===== Source records =====
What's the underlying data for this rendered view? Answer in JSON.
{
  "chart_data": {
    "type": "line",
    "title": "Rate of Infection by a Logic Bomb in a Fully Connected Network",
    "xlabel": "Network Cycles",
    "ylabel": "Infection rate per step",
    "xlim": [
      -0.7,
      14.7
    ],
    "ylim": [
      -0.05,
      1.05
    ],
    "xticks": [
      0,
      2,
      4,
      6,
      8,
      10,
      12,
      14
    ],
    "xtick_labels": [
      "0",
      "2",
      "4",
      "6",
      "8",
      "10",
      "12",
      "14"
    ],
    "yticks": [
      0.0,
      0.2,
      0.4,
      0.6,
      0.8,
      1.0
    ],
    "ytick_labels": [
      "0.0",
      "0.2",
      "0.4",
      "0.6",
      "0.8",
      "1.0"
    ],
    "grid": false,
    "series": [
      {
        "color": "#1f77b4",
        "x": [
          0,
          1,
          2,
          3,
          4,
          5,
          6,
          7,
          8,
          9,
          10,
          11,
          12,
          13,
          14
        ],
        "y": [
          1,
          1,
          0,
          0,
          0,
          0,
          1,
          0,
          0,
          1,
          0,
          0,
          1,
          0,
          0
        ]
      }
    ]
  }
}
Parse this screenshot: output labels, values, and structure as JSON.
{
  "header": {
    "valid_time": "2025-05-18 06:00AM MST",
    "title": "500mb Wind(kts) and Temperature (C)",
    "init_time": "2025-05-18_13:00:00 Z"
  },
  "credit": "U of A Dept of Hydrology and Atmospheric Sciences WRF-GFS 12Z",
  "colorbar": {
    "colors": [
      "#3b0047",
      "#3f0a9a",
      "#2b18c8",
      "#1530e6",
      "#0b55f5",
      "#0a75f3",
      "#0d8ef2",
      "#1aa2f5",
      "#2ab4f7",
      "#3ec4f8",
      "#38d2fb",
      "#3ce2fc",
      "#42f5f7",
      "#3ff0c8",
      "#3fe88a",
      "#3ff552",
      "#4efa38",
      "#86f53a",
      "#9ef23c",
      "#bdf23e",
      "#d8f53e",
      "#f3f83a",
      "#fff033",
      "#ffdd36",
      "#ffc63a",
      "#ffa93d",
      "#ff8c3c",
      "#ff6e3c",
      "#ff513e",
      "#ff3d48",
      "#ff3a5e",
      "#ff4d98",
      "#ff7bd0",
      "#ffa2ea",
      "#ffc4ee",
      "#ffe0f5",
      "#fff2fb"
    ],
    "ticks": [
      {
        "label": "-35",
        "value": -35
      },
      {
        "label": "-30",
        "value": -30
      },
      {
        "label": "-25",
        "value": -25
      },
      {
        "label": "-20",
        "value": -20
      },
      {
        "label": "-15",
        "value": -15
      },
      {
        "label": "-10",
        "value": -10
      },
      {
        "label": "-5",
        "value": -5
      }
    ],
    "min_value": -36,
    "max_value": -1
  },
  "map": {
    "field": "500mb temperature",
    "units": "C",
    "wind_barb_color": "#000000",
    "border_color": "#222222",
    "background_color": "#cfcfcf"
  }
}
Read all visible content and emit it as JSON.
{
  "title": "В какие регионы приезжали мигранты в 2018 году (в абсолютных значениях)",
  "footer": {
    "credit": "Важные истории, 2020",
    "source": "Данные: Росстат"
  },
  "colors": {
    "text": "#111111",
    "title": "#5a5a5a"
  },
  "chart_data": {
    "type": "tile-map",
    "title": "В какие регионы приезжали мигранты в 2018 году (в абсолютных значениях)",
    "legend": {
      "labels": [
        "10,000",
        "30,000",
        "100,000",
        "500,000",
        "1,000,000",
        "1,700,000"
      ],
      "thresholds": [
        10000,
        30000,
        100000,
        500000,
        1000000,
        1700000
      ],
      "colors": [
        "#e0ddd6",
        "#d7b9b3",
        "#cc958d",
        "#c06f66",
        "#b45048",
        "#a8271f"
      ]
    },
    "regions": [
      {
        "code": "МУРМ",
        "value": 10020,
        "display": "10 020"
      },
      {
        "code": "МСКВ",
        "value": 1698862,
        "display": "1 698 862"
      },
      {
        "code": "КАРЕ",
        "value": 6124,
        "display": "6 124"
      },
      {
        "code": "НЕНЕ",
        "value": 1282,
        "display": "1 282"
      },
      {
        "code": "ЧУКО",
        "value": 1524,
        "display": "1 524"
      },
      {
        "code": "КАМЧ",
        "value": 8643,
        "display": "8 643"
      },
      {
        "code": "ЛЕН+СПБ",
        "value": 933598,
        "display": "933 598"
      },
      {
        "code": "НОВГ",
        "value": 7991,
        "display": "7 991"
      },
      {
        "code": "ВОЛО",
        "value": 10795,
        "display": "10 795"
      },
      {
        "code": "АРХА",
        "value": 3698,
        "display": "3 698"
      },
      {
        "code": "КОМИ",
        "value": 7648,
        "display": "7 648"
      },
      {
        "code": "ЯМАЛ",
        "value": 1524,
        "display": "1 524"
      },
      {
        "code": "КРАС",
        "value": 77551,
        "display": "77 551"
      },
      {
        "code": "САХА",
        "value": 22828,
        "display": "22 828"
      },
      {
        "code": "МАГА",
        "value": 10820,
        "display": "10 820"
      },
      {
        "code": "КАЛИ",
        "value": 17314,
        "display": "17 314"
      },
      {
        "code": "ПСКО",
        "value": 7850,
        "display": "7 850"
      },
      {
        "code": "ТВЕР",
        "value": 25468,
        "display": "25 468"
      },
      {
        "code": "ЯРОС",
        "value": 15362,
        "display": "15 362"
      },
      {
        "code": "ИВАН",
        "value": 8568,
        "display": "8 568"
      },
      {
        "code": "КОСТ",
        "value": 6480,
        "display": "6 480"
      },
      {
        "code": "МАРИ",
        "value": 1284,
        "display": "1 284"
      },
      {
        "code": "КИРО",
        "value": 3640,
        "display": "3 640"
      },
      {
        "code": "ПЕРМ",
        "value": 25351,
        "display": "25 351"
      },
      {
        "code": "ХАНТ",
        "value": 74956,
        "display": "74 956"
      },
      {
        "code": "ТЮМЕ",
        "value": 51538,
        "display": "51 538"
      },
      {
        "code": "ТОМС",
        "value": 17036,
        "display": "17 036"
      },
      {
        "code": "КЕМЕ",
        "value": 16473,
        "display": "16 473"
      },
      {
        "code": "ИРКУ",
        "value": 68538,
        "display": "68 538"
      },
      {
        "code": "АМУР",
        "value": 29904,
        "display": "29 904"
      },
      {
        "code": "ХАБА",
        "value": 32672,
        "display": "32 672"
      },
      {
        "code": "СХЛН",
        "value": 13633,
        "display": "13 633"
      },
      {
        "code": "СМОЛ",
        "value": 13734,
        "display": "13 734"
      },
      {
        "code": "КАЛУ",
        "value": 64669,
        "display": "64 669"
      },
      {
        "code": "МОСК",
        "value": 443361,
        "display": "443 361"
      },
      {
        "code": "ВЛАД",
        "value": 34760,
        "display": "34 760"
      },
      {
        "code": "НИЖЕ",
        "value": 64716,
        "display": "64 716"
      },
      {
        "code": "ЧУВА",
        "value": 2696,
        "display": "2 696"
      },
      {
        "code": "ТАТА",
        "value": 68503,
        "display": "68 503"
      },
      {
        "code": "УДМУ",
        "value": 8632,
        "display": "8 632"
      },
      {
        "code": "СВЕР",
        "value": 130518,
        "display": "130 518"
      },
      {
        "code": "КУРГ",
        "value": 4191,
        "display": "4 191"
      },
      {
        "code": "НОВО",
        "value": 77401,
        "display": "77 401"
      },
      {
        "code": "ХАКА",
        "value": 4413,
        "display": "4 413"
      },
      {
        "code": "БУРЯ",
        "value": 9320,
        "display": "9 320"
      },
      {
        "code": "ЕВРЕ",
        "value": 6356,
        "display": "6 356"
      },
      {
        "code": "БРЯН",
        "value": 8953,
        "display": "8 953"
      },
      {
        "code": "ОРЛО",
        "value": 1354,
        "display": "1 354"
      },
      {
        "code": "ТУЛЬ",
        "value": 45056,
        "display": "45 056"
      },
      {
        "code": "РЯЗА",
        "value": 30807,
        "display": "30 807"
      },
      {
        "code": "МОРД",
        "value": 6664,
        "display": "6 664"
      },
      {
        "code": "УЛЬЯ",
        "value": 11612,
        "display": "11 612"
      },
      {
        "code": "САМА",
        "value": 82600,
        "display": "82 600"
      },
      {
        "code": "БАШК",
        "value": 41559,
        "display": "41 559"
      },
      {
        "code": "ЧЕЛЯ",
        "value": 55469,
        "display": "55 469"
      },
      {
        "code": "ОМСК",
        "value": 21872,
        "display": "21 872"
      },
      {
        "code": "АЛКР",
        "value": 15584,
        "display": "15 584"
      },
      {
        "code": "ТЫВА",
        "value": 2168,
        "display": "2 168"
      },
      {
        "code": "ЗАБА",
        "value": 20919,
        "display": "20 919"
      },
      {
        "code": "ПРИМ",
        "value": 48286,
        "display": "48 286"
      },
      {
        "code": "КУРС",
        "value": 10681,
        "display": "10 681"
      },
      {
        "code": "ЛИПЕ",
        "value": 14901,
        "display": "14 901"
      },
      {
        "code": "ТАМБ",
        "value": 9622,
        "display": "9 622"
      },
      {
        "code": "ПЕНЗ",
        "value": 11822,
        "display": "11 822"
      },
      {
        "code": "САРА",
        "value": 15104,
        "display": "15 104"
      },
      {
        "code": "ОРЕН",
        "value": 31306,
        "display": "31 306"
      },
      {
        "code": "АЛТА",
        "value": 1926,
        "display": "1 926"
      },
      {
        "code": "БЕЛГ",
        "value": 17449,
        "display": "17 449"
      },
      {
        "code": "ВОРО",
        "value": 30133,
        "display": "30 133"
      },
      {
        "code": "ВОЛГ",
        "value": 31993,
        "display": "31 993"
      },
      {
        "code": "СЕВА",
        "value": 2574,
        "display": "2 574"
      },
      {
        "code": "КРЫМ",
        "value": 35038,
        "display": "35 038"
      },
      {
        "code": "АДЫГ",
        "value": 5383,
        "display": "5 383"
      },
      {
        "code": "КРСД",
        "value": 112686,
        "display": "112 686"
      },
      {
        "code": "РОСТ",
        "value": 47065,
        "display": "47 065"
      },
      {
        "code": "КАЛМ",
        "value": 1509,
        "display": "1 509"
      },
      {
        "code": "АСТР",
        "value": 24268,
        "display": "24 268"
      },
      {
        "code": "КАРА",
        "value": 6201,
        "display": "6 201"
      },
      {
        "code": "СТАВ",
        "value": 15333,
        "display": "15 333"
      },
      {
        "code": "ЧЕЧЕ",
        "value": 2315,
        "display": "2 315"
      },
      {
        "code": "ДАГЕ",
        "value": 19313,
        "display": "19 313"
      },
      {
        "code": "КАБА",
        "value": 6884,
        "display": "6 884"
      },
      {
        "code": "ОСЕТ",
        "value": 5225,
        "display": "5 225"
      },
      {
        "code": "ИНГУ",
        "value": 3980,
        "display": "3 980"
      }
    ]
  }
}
=====
> [Job]
Where a line of the entries contains the word "значениях", copy that line.

> [The response]
  "title": "В какие регионы приезжали мигранты в 2018 году (в абсолютных значениях)",
    "title": "В какие регионы приезжали мигранты в 2018 году (в абсолютных значениях)",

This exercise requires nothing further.